JOB
Below are records. Copy every line with "image" in it.

EXTRACTED INFORMATION
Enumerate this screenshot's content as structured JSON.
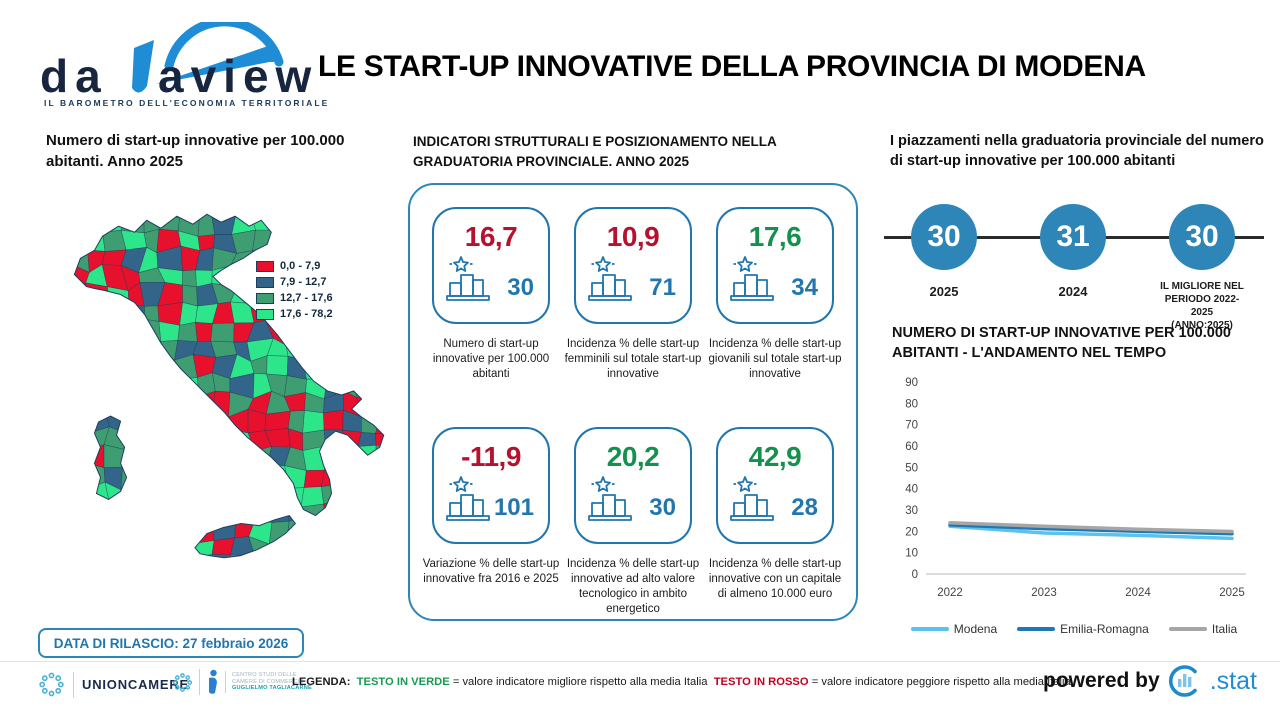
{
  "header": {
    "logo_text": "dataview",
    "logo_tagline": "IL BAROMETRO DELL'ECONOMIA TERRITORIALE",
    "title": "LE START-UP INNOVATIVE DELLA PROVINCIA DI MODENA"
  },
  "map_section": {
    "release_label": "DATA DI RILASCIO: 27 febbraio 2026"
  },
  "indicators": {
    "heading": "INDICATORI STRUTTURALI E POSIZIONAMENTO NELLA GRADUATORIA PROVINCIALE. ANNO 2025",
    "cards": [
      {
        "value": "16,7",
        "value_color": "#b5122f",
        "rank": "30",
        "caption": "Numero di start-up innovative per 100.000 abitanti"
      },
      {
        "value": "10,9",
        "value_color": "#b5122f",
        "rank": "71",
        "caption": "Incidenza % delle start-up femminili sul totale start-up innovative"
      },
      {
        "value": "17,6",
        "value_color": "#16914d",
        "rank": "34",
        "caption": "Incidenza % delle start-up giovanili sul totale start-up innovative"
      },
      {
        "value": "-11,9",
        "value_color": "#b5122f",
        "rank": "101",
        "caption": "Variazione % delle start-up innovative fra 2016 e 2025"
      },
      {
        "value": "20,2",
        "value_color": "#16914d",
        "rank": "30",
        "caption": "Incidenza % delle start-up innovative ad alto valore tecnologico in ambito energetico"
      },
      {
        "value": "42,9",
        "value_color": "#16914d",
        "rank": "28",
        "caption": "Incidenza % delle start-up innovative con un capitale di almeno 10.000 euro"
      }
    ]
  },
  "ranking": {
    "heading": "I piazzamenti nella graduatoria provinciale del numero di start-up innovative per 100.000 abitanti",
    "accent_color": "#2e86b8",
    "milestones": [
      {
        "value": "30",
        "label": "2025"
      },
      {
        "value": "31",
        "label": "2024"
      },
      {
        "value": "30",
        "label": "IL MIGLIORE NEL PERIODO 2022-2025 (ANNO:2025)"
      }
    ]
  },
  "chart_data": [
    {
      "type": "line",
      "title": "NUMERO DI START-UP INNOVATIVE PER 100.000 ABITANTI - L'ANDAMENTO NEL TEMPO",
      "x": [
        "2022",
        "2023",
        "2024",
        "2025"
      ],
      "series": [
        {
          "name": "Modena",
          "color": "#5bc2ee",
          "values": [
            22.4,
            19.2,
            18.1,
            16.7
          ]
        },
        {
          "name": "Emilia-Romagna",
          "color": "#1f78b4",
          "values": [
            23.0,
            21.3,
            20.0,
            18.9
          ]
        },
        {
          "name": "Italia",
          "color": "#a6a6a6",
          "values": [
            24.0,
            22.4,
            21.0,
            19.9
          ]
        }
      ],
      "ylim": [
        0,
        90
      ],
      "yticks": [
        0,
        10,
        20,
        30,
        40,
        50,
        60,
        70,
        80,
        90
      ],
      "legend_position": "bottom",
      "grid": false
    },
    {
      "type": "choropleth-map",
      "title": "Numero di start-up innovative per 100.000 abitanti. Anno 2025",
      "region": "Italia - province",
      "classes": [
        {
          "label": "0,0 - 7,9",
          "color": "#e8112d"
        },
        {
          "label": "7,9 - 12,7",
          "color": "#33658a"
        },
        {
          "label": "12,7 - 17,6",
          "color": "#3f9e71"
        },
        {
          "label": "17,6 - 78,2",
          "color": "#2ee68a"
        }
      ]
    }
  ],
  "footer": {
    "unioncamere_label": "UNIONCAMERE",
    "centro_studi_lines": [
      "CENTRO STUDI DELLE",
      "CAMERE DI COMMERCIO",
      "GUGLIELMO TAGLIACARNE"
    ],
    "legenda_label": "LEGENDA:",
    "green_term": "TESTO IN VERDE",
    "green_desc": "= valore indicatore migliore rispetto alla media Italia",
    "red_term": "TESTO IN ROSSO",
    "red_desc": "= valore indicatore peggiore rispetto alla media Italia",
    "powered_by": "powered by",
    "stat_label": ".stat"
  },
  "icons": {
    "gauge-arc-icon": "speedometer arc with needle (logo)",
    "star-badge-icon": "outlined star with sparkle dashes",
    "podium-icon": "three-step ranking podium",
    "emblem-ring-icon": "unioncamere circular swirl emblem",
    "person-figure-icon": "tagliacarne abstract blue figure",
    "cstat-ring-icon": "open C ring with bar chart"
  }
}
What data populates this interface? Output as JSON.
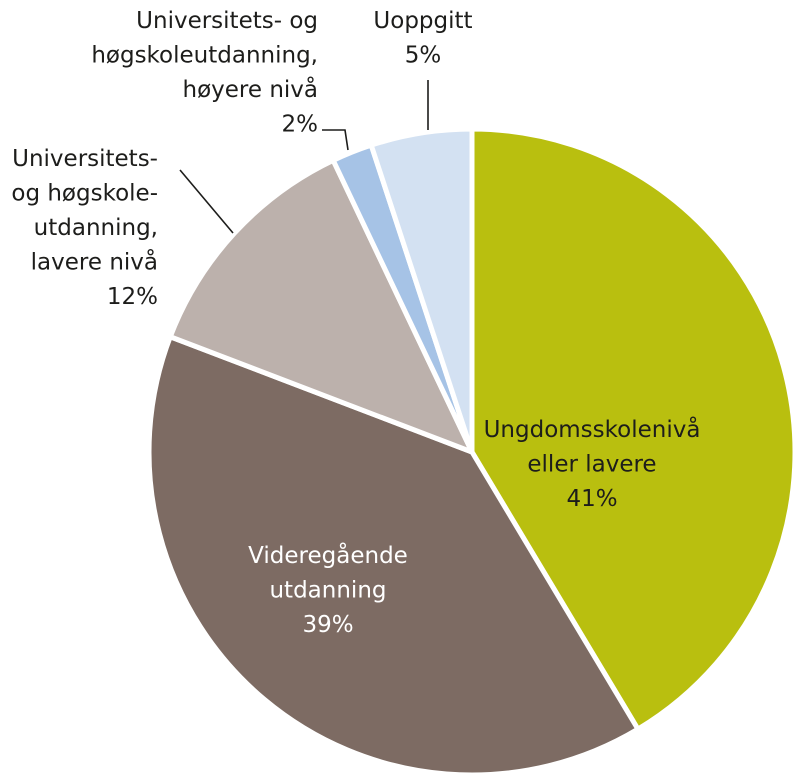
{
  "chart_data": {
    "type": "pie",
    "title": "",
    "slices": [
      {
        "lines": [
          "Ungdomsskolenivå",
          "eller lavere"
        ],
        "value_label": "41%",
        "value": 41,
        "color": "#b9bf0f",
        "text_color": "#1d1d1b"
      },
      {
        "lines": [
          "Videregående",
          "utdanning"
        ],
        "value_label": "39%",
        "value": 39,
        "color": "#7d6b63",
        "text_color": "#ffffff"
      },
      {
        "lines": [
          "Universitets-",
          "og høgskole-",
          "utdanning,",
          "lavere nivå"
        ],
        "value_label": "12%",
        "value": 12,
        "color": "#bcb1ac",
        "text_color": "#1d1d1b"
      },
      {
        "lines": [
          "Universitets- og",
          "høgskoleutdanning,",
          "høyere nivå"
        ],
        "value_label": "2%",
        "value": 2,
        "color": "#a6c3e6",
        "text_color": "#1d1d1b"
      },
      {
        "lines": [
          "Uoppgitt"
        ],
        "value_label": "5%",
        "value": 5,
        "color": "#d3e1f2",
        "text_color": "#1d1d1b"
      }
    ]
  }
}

---

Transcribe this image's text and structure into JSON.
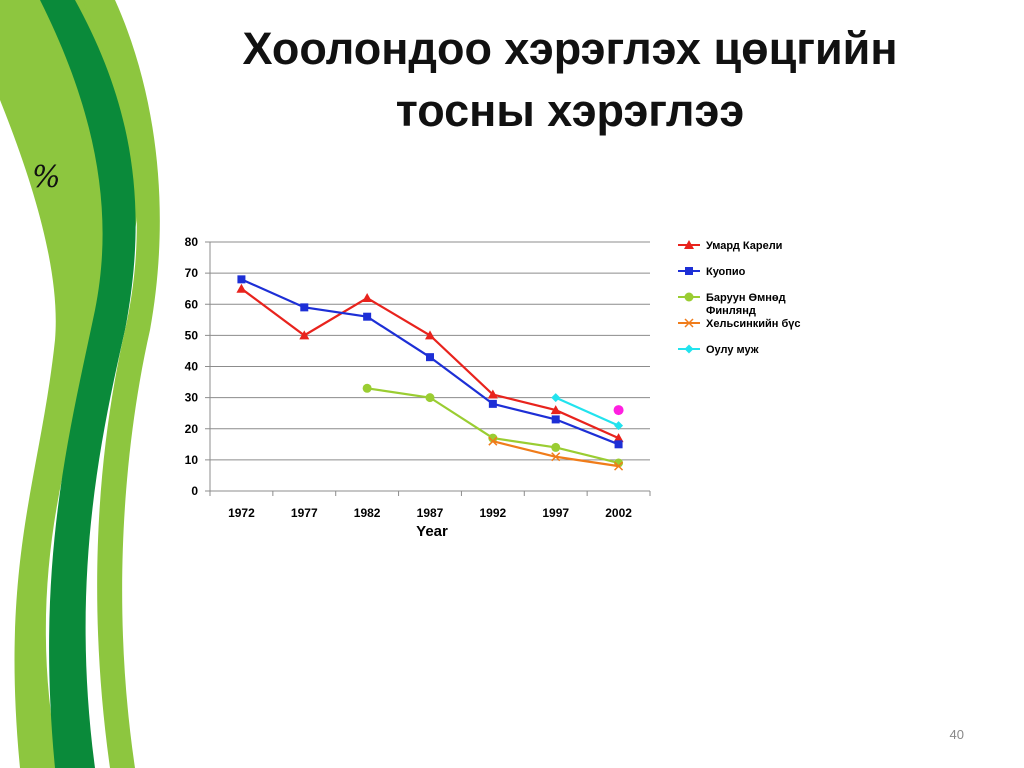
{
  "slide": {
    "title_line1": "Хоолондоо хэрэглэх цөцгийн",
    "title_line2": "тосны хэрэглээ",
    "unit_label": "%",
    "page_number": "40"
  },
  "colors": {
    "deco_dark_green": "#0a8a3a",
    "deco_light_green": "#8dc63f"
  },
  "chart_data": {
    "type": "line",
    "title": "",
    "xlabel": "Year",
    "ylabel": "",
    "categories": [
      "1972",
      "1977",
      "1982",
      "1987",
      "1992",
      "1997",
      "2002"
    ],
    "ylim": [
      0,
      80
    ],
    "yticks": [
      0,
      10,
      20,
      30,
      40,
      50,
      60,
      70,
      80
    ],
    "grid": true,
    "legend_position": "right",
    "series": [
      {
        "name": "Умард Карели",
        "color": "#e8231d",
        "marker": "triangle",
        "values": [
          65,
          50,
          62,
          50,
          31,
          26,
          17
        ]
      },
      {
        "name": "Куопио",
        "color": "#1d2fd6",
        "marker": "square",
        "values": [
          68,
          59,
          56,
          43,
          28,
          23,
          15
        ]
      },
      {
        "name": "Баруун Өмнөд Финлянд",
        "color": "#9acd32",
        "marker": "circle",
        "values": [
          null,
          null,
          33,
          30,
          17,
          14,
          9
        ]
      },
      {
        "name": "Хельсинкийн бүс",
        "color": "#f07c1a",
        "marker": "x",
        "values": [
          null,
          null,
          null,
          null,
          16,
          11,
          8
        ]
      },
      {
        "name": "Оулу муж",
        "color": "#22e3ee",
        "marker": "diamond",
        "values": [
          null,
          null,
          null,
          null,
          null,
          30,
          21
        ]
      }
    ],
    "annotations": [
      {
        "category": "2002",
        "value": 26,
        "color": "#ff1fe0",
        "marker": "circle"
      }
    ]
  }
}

...

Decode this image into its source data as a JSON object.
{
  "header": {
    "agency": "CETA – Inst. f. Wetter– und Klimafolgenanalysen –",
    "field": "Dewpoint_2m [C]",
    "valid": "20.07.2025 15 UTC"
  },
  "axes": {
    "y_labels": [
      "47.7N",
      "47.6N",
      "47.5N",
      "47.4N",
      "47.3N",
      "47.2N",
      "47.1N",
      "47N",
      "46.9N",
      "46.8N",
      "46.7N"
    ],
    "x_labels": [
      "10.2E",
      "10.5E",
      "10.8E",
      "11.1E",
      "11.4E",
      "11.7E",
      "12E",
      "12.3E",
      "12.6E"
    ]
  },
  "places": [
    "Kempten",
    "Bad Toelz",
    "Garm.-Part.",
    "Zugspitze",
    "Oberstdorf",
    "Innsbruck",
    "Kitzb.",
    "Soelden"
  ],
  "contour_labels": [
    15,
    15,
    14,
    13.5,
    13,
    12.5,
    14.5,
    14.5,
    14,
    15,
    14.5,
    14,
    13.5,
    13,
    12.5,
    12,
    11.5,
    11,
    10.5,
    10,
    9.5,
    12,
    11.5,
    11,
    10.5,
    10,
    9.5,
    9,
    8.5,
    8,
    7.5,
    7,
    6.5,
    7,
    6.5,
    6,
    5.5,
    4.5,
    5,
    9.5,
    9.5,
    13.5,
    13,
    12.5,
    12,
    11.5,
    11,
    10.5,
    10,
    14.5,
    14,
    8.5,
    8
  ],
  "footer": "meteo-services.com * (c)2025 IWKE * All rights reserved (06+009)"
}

WRITTEN SOLUTION
Transcribe this image's text and structure into JSON.
Decode this image into its source data as a JSON object.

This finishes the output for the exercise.